Locate every line in the records below that holds the word "this" and return each one.

§ Supplied records
* * * * *

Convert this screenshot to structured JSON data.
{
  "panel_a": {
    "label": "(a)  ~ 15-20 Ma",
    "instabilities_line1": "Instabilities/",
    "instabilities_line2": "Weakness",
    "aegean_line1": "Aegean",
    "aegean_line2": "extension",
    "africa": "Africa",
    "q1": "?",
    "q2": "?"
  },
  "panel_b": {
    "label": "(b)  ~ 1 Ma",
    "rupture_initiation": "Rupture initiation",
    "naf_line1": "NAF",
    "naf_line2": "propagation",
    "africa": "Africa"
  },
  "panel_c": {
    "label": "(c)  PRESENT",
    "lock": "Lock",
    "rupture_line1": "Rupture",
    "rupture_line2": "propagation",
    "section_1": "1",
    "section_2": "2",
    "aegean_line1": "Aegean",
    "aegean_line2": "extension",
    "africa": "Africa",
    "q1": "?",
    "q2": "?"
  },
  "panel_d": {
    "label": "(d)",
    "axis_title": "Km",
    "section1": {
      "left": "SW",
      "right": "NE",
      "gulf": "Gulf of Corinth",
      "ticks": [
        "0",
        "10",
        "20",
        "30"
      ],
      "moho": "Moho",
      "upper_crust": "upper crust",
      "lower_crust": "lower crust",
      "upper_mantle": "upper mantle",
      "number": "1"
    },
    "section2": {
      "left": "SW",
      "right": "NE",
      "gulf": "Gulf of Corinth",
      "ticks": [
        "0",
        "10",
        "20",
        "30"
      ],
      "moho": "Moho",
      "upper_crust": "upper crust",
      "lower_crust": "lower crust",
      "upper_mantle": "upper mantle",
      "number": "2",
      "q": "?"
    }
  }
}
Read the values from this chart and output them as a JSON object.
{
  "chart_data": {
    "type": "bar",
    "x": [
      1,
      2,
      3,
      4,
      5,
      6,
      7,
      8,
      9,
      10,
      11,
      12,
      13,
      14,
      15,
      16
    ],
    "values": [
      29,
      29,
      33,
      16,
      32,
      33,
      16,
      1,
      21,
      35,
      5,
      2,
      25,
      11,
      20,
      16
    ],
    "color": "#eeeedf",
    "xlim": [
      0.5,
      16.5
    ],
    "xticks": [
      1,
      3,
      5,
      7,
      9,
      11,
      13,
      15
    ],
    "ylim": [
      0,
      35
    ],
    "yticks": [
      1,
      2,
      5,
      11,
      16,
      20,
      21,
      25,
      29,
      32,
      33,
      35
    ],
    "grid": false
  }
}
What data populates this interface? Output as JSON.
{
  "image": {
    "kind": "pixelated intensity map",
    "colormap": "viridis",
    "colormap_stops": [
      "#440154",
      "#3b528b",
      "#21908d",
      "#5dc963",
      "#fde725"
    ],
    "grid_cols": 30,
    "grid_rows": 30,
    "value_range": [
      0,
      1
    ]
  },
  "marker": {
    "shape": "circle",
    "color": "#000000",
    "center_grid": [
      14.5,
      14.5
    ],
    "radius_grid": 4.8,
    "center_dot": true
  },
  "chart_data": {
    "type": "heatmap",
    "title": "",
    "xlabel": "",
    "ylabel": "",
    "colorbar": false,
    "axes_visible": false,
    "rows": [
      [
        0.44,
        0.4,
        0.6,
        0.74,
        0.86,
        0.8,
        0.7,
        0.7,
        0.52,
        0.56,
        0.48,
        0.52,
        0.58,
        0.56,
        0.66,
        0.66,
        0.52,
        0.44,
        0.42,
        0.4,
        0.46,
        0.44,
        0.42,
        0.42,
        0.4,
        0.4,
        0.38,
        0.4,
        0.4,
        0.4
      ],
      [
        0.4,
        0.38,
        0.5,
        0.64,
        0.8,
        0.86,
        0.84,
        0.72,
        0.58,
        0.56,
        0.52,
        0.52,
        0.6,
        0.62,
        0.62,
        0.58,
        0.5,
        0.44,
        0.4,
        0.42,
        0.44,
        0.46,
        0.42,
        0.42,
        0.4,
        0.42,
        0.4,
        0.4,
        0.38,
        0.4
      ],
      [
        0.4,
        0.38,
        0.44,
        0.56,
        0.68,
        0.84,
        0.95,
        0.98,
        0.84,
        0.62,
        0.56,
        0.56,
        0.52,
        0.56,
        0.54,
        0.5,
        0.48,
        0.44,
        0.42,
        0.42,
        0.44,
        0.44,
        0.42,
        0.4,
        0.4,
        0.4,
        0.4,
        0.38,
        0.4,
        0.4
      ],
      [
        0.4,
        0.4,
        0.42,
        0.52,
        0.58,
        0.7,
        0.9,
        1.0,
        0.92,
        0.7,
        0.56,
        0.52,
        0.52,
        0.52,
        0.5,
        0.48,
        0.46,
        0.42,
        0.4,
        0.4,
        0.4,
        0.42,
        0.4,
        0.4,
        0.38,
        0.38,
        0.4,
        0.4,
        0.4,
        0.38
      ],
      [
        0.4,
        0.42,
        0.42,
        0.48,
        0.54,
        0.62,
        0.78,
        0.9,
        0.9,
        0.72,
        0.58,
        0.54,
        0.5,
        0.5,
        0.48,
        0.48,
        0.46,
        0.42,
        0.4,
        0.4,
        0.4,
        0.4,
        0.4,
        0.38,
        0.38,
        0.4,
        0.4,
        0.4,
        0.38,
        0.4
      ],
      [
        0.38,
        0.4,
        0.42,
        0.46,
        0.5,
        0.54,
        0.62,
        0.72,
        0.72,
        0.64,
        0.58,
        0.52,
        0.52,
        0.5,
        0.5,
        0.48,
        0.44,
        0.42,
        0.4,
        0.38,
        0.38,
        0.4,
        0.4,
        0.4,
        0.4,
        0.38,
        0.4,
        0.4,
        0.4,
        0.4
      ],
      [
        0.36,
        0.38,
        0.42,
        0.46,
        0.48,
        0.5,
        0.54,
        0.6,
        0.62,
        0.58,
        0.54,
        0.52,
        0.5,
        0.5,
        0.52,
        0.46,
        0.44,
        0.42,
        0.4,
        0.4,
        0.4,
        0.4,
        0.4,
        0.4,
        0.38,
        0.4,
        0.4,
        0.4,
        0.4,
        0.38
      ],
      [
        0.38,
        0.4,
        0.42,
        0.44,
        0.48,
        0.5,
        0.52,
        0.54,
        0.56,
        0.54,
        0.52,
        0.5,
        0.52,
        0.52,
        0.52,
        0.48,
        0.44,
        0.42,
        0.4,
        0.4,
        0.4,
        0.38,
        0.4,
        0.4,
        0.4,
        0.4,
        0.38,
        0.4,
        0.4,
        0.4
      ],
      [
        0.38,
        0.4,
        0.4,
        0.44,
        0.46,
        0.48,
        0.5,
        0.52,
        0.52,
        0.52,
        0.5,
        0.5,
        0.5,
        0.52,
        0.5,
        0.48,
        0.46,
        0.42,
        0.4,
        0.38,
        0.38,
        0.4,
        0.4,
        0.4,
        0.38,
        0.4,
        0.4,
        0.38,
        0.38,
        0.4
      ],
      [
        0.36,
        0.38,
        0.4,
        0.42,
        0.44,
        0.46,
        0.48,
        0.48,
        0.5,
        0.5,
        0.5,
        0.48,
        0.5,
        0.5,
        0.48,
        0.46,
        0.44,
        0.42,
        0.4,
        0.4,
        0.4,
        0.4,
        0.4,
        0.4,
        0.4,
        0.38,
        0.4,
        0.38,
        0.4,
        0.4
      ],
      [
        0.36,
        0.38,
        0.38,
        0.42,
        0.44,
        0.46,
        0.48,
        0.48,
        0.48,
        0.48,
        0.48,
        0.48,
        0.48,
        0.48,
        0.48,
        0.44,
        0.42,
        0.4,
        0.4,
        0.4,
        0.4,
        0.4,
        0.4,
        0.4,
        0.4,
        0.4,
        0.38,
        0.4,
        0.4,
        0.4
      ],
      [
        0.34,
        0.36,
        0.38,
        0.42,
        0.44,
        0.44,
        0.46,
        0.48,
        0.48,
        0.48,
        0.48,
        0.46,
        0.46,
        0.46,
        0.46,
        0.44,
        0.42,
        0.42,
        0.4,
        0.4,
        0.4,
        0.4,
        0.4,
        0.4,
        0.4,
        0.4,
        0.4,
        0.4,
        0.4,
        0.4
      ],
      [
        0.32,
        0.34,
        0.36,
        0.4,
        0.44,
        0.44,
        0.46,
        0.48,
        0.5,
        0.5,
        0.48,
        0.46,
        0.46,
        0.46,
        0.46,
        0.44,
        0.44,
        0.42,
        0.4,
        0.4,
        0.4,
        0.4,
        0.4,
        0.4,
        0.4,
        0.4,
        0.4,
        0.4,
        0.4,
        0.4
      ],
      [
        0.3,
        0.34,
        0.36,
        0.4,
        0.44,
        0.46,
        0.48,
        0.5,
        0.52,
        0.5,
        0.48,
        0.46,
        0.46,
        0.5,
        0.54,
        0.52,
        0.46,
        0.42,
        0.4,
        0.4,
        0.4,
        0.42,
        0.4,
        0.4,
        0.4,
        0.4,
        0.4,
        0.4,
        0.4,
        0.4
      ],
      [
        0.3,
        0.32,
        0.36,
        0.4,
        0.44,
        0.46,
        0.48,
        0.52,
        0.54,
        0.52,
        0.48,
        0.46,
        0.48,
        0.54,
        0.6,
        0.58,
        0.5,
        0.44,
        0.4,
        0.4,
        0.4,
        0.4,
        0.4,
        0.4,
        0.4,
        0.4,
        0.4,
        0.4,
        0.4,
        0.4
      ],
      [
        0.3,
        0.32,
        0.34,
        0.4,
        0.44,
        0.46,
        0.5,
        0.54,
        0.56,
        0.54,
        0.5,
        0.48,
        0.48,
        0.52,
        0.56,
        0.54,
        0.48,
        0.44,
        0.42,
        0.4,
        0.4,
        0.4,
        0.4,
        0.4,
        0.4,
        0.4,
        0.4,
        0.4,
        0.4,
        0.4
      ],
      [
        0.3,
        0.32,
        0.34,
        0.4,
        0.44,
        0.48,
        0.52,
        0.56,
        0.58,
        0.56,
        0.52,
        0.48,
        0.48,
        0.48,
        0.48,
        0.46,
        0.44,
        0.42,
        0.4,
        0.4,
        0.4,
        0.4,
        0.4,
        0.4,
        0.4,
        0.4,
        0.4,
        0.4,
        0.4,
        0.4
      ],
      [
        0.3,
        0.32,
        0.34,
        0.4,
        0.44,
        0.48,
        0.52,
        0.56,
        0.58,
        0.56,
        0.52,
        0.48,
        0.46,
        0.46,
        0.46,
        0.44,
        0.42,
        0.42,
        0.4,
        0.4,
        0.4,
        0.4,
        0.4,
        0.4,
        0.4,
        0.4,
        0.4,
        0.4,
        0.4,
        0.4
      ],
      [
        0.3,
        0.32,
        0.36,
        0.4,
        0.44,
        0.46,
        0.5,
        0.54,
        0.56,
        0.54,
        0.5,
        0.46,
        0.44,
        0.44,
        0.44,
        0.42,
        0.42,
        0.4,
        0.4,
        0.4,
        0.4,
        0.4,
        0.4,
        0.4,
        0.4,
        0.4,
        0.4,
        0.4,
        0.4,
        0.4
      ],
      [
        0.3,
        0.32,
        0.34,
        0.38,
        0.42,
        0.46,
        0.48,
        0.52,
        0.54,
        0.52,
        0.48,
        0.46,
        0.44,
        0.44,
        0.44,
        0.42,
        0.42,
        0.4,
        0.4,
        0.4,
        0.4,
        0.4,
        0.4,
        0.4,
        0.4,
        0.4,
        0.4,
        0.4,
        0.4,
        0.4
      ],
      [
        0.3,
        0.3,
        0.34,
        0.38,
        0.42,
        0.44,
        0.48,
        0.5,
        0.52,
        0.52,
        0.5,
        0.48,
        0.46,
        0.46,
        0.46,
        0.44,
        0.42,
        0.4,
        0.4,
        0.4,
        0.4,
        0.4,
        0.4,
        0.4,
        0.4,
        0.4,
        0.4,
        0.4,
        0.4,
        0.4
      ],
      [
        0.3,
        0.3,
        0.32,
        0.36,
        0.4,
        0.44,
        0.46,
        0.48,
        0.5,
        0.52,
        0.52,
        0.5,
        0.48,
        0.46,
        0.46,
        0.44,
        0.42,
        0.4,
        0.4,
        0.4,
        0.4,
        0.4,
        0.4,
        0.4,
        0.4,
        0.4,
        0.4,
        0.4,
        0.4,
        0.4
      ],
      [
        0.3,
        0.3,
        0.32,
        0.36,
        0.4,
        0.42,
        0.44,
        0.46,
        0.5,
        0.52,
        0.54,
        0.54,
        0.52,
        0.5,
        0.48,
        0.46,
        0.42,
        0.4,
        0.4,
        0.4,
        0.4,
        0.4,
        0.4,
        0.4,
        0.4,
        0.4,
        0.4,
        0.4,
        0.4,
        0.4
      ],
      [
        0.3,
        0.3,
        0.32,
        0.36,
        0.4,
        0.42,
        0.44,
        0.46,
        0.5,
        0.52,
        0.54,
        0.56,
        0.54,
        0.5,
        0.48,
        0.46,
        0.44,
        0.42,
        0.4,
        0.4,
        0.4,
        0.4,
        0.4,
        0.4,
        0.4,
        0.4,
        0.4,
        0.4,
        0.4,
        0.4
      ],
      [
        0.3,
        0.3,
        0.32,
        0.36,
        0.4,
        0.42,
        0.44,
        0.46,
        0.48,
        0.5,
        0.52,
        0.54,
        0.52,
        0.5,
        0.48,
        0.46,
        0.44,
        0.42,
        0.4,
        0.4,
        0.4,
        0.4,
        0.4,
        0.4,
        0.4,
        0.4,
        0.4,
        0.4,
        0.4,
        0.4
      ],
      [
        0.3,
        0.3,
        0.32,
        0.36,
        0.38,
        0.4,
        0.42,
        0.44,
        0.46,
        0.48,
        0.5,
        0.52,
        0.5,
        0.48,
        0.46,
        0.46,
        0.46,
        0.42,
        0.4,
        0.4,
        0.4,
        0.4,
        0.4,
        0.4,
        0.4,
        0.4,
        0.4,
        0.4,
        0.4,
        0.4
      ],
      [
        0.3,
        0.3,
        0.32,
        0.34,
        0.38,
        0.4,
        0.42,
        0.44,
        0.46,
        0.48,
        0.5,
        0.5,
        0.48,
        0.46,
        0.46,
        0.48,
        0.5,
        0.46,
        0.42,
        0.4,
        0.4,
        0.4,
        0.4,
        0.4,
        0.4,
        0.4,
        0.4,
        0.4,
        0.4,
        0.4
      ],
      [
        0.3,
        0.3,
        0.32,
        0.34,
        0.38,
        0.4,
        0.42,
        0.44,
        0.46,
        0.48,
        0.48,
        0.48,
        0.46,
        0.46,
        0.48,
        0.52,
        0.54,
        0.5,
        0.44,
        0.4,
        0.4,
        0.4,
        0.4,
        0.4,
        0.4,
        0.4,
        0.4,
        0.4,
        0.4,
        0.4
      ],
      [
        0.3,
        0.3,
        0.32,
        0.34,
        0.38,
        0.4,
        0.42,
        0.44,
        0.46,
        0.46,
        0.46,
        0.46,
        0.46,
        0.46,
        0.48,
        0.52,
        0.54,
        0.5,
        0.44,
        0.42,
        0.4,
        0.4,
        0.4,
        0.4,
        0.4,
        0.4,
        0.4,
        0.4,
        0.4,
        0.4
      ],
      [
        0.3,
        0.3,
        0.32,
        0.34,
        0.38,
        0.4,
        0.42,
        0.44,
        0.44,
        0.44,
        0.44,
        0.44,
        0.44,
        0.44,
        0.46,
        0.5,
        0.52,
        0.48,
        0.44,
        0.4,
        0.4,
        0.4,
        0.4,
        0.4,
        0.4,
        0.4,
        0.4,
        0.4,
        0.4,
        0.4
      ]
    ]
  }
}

* * * * *

§ Written reply
Convert this screenshot to structured JSON data.
Read the values from this chart and output them as a JSON object.
What data populates this interface? Output as JSON.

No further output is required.